- [Task input]:
+ + + + +

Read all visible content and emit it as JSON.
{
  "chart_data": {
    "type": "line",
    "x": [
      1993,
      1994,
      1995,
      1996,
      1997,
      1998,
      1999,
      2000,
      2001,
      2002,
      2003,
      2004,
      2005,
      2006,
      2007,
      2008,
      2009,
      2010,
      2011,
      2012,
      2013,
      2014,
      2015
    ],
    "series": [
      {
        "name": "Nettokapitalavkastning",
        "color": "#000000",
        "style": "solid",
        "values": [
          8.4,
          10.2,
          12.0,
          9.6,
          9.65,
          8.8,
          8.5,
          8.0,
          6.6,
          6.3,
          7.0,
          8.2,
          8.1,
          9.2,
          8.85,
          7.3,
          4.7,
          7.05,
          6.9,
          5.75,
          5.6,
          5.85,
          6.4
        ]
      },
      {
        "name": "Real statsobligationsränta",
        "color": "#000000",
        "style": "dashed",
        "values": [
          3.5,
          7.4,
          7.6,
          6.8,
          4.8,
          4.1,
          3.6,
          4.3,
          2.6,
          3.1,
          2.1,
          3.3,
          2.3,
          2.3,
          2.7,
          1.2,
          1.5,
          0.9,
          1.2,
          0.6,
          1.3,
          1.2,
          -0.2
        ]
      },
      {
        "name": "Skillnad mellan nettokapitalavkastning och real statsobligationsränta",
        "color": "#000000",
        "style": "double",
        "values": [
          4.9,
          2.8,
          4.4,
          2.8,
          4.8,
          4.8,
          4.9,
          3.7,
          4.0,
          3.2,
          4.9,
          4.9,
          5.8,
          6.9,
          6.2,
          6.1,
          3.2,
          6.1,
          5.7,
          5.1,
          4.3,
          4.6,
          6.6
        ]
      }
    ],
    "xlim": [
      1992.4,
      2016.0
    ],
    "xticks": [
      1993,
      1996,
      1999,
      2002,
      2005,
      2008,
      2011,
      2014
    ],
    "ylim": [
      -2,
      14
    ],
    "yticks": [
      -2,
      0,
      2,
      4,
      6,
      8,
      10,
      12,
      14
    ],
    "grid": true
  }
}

+ + + + +

Report back each line of the entries that holds the string "style".

        "style": "solid",
        "style": "dashed",
        "style": "double",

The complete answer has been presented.